DIRECTION: Read the records below and copy each line that contains "username".

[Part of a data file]

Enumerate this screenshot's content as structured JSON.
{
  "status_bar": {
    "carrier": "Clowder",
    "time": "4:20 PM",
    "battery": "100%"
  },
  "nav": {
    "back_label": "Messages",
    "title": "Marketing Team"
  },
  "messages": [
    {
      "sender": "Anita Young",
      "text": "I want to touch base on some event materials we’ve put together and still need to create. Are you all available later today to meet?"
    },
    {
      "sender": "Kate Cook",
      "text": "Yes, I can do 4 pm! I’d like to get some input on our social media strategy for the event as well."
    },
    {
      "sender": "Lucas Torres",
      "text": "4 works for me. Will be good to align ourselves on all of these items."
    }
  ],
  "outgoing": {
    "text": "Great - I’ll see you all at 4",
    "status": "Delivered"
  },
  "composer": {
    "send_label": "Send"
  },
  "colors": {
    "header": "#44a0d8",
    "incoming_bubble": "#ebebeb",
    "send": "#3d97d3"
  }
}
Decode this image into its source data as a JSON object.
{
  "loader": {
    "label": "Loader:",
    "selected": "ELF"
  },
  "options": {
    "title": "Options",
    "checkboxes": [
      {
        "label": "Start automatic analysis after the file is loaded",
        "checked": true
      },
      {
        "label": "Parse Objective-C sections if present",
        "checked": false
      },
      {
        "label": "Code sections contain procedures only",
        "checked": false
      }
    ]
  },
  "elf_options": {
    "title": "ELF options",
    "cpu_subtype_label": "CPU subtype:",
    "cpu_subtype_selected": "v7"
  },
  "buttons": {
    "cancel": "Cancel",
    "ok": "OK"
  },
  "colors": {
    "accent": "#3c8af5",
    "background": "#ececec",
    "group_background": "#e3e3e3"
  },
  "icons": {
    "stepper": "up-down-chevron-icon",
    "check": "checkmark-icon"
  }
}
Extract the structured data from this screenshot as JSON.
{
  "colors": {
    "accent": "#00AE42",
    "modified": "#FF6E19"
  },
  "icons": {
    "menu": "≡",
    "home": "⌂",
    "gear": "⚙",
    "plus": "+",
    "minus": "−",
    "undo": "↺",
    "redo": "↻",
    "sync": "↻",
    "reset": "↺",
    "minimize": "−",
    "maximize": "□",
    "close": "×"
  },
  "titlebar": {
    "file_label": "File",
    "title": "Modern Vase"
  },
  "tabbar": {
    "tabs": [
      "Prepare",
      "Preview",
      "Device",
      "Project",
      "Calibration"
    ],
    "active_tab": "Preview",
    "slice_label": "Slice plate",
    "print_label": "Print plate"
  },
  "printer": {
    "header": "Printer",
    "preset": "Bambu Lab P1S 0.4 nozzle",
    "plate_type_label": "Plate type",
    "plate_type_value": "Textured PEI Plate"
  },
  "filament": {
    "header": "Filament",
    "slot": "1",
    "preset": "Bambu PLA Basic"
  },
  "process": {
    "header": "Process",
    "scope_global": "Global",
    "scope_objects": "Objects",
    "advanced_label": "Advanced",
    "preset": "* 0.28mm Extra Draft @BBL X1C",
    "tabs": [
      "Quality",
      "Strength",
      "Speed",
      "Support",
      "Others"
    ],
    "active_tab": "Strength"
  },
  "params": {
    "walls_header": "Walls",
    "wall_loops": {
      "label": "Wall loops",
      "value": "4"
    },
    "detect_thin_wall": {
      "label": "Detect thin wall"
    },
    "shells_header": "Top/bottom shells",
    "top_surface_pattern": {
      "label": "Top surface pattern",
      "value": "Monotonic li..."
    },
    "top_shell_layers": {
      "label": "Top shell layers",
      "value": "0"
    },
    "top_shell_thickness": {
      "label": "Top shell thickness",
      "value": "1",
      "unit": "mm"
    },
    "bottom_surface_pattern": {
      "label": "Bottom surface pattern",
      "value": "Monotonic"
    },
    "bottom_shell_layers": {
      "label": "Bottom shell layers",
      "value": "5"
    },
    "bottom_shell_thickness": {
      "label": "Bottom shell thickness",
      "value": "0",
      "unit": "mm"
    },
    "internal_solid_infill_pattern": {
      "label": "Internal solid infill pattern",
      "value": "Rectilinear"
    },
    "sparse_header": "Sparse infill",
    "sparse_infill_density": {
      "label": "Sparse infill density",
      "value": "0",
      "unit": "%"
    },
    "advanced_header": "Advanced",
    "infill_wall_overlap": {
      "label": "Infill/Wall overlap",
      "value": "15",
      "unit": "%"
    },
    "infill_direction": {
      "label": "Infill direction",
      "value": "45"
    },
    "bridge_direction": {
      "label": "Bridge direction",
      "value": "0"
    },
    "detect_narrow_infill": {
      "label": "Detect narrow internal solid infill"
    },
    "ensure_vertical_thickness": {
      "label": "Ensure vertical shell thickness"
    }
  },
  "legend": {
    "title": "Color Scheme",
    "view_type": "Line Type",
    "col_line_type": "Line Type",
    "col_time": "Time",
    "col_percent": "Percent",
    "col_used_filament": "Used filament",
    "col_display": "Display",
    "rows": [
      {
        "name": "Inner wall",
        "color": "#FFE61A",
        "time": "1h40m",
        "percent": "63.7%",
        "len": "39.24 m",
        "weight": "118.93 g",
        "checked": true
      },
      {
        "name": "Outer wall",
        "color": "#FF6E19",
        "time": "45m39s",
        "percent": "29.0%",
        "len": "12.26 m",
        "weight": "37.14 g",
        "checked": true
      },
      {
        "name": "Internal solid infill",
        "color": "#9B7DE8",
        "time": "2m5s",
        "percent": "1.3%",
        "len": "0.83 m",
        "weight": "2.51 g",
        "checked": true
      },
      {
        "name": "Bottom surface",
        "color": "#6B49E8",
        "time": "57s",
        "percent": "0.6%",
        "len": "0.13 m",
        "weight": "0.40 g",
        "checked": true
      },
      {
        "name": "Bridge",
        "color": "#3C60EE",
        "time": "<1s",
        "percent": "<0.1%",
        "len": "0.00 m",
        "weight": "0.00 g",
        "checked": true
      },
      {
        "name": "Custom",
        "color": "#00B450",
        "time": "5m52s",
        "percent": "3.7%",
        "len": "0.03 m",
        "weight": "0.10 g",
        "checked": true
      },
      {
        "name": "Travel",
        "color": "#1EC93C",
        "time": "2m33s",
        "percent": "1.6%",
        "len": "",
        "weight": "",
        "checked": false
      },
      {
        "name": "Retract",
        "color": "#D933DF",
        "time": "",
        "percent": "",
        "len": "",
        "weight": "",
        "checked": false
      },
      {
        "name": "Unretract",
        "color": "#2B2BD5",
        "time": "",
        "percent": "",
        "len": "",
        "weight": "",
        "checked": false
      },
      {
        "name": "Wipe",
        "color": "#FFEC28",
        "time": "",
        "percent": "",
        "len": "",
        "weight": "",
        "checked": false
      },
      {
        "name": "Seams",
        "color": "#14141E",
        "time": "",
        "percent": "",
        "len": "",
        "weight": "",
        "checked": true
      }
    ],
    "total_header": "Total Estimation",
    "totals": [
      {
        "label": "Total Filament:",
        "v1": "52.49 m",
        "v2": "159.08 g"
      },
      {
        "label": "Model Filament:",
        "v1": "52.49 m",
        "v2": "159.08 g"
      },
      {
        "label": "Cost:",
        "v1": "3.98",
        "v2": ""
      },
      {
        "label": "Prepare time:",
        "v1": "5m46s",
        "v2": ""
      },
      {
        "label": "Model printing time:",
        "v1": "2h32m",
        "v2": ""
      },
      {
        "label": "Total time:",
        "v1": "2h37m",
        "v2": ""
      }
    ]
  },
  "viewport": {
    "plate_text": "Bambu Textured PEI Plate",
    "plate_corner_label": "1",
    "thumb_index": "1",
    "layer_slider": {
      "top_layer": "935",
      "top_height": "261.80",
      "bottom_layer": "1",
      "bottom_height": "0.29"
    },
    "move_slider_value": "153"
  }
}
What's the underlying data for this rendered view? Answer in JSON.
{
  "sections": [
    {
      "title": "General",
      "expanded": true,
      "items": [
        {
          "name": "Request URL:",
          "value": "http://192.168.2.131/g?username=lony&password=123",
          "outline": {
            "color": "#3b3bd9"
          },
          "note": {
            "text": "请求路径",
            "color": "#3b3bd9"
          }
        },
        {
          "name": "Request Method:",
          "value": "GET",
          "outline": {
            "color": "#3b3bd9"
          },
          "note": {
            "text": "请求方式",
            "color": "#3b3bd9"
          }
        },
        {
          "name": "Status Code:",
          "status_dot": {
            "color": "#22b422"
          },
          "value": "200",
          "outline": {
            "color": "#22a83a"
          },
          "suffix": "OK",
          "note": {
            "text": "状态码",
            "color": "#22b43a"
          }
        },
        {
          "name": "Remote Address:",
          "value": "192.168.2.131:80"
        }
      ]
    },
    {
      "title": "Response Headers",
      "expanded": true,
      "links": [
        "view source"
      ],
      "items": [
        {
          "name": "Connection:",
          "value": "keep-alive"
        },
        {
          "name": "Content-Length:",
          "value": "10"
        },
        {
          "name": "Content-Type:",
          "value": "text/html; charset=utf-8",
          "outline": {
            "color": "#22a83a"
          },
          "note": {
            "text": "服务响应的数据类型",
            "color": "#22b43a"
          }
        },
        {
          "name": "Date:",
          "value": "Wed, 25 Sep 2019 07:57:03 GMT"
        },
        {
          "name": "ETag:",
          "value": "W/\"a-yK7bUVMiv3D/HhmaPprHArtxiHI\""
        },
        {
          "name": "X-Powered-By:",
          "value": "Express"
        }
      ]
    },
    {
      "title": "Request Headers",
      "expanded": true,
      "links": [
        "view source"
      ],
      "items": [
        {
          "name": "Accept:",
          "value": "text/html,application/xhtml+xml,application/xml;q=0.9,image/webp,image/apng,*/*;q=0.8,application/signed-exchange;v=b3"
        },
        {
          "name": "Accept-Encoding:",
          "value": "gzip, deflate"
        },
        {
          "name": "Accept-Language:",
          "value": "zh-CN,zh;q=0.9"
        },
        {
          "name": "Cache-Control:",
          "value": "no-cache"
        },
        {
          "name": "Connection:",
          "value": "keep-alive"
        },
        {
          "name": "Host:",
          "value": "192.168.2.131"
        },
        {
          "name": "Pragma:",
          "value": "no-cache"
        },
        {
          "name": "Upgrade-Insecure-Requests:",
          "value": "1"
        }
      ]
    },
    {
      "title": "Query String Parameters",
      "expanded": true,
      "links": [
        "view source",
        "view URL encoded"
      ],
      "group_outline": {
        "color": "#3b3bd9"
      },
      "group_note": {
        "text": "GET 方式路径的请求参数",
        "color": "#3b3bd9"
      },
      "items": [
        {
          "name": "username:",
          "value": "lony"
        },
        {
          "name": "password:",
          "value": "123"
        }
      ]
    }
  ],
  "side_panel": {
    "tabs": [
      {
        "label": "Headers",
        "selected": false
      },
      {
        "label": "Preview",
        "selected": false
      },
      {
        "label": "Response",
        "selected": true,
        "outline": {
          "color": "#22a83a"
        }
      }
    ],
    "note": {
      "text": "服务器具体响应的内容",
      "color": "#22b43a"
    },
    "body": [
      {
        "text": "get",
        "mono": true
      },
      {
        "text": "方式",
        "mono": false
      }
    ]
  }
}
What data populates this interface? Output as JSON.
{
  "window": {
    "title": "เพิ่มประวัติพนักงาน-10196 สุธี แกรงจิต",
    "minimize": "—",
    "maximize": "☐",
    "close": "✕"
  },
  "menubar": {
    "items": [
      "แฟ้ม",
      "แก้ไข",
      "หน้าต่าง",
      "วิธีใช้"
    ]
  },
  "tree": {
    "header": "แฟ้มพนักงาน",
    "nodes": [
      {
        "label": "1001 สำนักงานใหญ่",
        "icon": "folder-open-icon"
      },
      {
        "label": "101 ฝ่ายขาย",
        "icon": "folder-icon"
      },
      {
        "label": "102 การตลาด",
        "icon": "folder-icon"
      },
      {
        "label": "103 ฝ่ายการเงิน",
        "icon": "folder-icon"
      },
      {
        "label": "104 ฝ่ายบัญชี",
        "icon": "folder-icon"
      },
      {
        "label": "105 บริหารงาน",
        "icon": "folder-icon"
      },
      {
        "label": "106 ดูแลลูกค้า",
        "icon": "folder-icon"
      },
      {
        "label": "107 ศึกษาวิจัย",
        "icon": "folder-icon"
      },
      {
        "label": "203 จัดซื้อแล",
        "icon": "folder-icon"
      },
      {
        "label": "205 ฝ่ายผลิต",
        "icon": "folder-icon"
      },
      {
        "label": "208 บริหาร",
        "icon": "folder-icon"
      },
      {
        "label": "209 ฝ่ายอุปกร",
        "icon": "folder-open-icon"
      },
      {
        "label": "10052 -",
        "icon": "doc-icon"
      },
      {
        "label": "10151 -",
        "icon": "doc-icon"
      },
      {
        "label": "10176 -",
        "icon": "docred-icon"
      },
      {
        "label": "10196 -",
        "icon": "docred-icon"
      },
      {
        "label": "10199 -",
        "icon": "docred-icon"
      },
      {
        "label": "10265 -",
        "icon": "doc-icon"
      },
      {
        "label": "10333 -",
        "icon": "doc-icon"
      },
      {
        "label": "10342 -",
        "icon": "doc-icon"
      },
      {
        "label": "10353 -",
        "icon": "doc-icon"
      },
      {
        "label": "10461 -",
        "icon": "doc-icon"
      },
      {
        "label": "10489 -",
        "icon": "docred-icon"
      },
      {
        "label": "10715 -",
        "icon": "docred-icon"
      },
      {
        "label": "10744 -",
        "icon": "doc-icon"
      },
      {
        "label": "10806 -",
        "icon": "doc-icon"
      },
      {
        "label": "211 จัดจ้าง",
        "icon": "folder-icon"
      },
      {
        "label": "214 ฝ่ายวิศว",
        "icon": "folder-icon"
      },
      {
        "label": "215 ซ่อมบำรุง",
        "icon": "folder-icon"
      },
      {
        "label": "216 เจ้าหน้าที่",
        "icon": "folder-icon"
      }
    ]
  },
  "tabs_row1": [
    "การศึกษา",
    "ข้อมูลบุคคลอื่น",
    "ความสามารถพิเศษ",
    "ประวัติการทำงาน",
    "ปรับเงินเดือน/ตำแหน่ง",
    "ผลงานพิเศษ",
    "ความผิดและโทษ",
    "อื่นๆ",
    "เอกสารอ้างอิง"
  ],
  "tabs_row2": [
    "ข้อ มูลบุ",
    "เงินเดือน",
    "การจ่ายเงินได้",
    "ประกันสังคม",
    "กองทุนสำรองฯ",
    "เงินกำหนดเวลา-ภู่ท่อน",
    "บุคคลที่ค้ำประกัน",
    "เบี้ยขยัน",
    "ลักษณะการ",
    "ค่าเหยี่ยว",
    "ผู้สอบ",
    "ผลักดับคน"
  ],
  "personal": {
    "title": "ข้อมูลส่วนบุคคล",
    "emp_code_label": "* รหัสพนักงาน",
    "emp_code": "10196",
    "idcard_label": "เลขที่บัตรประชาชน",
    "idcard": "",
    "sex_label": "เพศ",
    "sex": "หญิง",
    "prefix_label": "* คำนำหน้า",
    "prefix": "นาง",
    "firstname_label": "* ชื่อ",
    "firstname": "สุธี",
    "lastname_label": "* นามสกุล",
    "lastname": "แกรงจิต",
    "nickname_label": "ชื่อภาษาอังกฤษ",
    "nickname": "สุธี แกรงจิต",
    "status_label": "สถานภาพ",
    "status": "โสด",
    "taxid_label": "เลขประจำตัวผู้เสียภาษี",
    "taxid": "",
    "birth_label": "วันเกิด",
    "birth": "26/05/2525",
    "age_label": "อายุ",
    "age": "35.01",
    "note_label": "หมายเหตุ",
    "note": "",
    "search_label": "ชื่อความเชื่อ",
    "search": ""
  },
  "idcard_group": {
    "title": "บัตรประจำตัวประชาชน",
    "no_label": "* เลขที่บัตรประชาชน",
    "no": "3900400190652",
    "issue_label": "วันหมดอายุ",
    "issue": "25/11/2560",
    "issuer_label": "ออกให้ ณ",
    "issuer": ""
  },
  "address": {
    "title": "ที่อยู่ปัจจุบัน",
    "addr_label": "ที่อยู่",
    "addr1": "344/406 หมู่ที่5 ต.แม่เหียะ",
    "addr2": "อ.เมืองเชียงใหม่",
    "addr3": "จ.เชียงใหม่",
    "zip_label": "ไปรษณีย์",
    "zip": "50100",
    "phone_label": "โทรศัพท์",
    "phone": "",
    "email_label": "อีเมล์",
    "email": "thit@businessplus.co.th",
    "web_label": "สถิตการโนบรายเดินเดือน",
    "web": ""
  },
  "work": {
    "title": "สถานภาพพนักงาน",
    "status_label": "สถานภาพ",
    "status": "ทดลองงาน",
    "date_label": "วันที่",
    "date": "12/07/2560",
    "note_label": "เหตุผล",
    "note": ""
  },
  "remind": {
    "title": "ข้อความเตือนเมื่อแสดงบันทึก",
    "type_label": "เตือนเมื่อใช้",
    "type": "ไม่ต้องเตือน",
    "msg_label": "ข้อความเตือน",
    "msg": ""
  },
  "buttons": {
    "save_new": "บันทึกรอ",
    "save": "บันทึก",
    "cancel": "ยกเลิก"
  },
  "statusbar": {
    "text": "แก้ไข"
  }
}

THE SOLUTION:
          "value": "http://192.168.2.131/g?username=lony&password=123",
          "name": "username:",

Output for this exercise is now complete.